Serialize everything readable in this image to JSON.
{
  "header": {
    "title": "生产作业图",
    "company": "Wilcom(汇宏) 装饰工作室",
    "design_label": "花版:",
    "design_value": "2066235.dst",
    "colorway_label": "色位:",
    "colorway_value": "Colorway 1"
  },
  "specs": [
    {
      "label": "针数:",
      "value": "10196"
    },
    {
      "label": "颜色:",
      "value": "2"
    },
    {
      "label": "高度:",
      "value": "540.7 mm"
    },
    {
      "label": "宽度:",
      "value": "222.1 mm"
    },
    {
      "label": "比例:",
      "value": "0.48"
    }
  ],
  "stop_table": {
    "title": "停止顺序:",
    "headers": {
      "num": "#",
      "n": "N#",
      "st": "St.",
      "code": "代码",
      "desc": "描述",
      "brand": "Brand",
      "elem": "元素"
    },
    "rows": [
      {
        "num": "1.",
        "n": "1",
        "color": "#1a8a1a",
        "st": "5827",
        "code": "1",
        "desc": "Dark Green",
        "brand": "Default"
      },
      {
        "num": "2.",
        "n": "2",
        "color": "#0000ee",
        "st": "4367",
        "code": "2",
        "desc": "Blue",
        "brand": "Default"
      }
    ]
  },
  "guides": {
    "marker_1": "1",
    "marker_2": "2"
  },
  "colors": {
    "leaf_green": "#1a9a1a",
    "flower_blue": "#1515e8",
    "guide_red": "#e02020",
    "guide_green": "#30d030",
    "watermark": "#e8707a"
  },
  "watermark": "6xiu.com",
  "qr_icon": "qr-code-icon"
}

● Work to do
Copy every line of the records word for word.

● Solution for this task
Serialize everything readable in this image to JSON.
{
  "header": {
    "title": "生产作业图",
    "company": "Wilcom(汇宏) 装饰工作室",
    "design_label": "花版:",
    "design_value": "2066235.dst",
    "colorway_label": "色位:",
    "colorway_value": "Colorway 1"
  },
  "specs": [
    {
      "label": "针数:",
      "value": "10196"
    },
    {
      "label": "颜色:",
      "value": "2"
    },
    {
      "label": "高度:",
      "value": "540.7 mm"
    },
    {
      "label": "宽度:",
      "value": "222.1 mm"
    },
    {
      "label": "比例:",
      "value": "0.48"
    }
  ],
  "stop_table": {
    "title": "停止顺序:",
    "headers": {
      "num": "#",
      "n": "N#",
      "st": "St.",
      "code": "代码",
      "desc": "描述",
      "brand": "Brand",
      "elem": "元素"
    },
    "rows": [
      {
        "num": "1.",
        "n": "1",
        "color": "#1a8a1a",
        "st": "5827",
        "code": "1",
        "desc": "Dark Green",
        "brand": "Default"
      },
      {
        "num": "2.",
        "n": "2",
        "color": "#0000ee",
        "st": "4367",
        "code": "2",
        "desc": "Blue",
        "brand": "Default"
      }
    ]
  },
  "guides": {
    "marker_1": "1",
    "marker_2": "2"
  },
  "colors": {
    "leaf_green": "#1a9a1a",
    "flower_blue": "#1515e8",
    "guide_red": "#e02020",
    "guide_green": "#30d030",
    "watermark": "#e8707a"
  },
  "watermark": "6xiu.com",
  "qr_icon": "qr-code-icon"
}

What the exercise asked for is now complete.